Using the records below, give the number of lines where the word "geochemical" appears, with no further output.

— start of STORED ROWS —

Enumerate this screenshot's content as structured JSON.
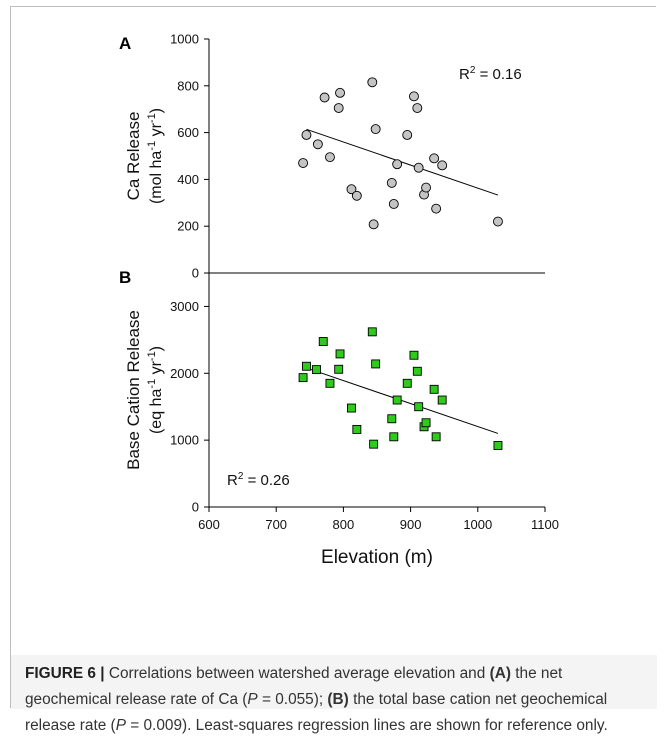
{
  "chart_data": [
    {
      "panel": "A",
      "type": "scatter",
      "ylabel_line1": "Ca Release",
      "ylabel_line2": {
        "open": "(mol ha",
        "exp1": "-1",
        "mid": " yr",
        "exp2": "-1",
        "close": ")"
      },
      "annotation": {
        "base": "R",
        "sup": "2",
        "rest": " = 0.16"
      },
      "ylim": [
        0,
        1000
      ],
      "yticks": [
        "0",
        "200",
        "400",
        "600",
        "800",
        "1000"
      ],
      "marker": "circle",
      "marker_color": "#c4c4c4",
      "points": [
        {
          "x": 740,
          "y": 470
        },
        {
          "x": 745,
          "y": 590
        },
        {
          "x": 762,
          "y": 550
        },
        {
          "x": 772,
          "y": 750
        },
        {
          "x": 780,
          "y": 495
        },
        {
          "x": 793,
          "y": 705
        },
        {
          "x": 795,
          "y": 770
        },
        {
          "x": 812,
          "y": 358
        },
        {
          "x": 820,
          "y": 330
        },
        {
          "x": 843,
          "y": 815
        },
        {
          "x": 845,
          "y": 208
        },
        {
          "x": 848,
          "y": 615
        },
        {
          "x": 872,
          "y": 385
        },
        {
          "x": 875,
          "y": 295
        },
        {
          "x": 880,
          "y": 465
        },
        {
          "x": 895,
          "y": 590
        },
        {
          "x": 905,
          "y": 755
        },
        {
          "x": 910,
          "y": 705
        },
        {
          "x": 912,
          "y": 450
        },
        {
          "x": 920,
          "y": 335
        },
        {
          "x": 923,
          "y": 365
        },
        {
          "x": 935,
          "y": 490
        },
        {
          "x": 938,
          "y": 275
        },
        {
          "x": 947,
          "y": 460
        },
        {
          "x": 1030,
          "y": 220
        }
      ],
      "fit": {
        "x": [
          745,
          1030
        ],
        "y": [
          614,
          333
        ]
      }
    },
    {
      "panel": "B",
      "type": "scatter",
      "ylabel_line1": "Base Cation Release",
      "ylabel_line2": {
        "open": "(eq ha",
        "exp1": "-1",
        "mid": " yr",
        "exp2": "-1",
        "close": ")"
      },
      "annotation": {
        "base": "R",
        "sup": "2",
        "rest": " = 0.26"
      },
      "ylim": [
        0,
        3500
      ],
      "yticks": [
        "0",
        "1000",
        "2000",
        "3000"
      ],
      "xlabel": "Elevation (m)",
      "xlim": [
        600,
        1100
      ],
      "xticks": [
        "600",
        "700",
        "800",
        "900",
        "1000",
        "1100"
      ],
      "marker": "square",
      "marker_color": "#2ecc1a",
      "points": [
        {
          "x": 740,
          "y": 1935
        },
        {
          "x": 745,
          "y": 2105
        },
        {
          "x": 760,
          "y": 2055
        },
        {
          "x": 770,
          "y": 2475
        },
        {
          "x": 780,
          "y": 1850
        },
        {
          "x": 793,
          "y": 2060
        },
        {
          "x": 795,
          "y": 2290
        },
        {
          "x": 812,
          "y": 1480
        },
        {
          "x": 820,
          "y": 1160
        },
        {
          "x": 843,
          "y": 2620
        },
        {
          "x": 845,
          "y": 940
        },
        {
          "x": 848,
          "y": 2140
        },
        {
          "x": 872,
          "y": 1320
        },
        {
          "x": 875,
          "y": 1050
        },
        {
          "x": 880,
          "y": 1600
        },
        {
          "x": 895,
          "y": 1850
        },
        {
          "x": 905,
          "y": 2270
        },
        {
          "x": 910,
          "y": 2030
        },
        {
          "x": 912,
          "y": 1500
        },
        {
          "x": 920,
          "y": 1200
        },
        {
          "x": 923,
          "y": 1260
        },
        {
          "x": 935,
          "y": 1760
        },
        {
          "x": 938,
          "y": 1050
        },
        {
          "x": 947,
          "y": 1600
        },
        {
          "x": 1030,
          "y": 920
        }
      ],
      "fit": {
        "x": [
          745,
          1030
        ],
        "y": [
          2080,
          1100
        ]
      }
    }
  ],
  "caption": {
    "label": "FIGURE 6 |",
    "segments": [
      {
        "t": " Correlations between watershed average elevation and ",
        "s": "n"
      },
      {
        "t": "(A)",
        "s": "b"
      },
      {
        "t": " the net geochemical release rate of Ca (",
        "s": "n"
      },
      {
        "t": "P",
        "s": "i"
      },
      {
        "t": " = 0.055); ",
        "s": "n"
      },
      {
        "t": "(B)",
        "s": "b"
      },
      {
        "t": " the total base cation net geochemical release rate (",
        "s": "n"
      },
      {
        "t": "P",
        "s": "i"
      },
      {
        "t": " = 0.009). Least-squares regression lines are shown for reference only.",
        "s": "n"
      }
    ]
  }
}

— end of STORED ROWS —
— start of STORED ROWS —

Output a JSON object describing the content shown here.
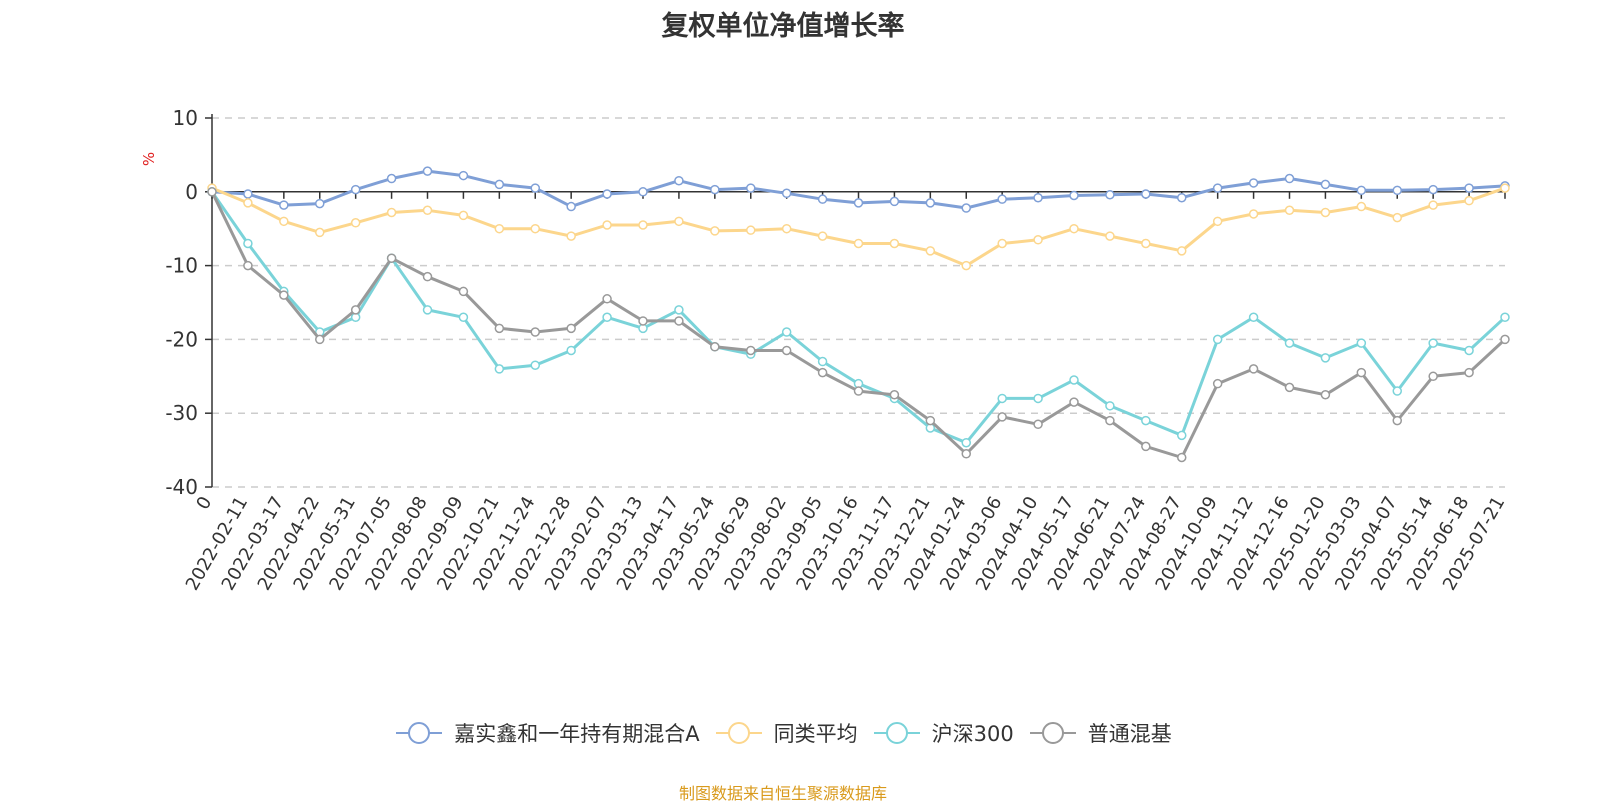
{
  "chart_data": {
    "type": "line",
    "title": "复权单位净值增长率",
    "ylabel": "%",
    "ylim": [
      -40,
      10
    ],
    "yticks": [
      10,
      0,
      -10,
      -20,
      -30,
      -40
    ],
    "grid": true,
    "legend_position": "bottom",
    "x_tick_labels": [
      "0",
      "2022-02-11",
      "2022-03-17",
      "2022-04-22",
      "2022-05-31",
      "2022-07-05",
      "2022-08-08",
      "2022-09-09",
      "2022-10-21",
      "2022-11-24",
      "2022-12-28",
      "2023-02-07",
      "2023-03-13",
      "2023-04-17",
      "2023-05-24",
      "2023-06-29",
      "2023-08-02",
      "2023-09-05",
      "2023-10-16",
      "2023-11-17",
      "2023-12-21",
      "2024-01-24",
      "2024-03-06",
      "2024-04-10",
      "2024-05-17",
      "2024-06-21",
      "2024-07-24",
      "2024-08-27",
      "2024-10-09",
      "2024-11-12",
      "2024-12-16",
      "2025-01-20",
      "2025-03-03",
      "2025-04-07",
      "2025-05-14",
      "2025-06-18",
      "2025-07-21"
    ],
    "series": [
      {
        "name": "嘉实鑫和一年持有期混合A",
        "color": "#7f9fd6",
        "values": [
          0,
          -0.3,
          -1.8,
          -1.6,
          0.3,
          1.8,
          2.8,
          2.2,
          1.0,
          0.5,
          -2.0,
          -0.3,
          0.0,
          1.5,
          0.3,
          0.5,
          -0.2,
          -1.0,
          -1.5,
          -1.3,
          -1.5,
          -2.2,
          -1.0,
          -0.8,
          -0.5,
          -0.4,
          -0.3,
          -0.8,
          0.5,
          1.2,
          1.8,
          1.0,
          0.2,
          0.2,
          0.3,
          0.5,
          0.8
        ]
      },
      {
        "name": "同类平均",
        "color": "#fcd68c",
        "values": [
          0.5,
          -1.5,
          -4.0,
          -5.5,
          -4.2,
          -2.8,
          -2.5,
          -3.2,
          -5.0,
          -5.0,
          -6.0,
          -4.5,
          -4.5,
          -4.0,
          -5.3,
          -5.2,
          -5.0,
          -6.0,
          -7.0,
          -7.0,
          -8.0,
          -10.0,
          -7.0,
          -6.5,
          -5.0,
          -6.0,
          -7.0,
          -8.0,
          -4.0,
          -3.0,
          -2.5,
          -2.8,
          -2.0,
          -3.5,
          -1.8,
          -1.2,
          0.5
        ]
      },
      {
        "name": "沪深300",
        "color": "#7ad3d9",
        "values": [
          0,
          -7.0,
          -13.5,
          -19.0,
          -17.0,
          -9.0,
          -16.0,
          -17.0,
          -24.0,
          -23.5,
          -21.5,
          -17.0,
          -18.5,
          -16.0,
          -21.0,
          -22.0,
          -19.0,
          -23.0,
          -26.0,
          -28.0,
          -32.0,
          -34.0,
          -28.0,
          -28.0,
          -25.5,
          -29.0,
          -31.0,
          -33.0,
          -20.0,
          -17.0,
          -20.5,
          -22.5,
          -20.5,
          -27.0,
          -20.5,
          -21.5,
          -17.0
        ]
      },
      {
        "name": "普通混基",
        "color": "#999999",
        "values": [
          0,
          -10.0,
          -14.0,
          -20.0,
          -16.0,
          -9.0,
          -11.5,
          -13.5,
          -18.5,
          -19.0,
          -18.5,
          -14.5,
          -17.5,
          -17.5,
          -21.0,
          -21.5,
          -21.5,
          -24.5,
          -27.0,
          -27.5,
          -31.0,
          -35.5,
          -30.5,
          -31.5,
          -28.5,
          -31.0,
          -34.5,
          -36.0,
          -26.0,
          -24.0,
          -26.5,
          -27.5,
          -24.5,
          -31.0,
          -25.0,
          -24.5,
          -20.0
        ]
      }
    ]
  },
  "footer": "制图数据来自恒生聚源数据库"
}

— end of STORED ROWS —

**TASK ANSWER**
2